Exercise: Lift every line from the entries that includes the word "read".

-------

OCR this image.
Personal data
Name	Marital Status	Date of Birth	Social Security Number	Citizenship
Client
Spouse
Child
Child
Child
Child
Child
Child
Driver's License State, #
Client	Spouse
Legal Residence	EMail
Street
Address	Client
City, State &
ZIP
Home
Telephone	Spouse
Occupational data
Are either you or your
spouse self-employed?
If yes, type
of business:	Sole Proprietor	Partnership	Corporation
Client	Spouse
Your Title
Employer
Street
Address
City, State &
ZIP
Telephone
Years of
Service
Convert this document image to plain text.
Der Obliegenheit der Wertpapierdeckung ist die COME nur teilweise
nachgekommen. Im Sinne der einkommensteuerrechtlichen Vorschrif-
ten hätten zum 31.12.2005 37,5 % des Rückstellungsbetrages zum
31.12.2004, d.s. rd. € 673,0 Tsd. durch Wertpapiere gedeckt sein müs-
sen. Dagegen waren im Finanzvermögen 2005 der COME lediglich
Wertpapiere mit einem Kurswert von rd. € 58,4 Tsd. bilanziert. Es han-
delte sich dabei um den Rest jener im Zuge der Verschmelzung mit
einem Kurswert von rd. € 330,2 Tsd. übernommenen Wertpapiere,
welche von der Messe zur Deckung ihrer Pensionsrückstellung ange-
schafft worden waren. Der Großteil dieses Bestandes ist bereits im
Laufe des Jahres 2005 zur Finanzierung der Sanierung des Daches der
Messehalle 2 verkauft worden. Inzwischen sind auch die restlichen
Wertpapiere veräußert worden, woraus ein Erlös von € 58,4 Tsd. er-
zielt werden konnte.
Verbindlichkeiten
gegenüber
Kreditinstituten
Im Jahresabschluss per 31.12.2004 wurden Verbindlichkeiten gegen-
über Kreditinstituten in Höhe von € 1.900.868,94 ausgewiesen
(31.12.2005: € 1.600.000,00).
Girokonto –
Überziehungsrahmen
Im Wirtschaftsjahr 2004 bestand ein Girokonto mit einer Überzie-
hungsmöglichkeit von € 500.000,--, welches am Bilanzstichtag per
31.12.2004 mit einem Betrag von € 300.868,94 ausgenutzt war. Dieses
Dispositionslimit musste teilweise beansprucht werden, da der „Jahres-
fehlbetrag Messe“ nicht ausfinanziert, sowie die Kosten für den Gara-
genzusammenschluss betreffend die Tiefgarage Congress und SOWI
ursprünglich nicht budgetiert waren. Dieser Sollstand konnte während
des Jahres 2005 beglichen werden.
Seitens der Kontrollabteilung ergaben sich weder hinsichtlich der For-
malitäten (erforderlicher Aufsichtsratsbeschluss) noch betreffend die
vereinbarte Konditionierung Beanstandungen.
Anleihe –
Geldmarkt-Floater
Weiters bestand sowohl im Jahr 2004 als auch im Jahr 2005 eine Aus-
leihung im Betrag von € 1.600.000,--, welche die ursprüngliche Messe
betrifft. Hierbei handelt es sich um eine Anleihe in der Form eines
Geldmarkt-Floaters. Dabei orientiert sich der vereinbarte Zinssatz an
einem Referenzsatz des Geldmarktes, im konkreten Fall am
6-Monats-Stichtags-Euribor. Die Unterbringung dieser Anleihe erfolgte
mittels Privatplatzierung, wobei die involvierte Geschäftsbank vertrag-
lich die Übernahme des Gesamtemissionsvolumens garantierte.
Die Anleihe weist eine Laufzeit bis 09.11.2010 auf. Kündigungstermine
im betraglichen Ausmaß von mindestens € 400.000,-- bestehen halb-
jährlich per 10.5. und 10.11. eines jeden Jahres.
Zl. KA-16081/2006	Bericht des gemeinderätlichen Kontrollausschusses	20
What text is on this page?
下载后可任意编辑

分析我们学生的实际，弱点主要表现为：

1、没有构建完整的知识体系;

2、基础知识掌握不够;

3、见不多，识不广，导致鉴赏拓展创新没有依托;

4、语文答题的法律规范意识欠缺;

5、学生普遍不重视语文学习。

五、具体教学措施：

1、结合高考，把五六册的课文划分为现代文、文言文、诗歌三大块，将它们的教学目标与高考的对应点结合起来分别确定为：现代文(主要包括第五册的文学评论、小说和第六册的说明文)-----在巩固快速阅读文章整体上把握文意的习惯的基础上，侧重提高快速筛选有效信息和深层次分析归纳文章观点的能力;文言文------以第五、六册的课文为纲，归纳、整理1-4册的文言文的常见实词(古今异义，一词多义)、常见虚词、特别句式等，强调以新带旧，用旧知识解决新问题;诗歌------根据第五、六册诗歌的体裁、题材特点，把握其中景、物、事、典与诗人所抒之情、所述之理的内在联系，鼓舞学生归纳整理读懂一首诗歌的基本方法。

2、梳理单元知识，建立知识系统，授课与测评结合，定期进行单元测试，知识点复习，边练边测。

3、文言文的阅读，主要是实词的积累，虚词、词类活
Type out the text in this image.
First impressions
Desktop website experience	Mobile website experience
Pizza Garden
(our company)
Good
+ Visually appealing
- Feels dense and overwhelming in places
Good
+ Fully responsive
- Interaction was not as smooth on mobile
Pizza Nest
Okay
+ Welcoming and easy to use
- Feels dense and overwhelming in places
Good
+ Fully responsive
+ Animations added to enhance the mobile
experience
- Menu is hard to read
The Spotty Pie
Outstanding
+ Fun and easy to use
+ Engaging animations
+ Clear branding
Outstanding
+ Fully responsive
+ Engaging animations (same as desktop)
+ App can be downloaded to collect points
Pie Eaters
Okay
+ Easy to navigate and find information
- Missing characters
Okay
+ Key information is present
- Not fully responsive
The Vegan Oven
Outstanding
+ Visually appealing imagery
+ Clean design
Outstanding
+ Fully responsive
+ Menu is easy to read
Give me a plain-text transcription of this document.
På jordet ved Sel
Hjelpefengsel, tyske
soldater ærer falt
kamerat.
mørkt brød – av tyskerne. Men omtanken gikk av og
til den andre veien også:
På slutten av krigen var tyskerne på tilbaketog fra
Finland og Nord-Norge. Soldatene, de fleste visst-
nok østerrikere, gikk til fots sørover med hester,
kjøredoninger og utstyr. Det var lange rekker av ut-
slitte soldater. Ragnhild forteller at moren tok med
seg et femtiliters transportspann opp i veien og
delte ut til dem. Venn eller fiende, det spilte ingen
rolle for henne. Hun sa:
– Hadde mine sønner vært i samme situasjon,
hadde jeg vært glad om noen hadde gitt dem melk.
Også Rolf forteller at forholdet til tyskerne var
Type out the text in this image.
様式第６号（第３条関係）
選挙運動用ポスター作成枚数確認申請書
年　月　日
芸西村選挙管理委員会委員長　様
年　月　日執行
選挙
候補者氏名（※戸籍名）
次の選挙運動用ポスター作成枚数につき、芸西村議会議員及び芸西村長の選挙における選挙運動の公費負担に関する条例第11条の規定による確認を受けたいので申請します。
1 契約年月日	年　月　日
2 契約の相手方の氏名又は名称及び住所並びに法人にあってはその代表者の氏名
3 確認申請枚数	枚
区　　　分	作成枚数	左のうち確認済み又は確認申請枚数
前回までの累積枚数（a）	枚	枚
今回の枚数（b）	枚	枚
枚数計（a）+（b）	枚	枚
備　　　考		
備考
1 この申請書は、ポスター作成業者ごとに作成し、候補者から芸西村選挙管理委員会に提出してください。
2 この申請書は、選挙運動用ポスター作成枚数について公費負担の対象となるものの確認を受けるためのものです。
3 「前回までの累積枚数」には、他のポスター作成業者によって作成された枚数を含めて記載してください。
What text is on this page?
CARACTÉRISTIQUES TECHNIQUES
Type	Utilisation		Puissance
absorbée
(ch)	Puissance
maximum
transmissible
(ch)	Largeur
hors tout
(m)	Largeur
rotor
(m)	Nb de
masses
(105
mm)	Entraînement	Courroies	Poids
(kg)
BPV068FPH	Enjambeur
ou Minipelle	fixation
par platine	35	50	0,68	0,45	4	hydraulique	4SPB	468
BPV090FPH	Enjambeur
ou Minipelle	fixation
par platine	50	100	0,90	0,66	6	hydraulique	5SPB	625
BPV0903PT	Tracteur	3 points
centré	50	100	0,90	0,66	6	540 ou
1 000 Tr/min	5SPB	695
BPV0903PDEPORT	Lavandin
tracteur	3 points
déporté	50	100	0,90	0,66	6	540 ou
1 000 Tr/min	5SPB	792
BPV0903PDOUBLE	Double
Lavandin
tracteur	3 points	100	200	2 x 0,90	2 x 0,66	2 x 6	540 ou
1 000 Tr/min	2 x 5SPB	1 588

-------

The completed task:
- Menu is hard to read
+ Menu is easy to read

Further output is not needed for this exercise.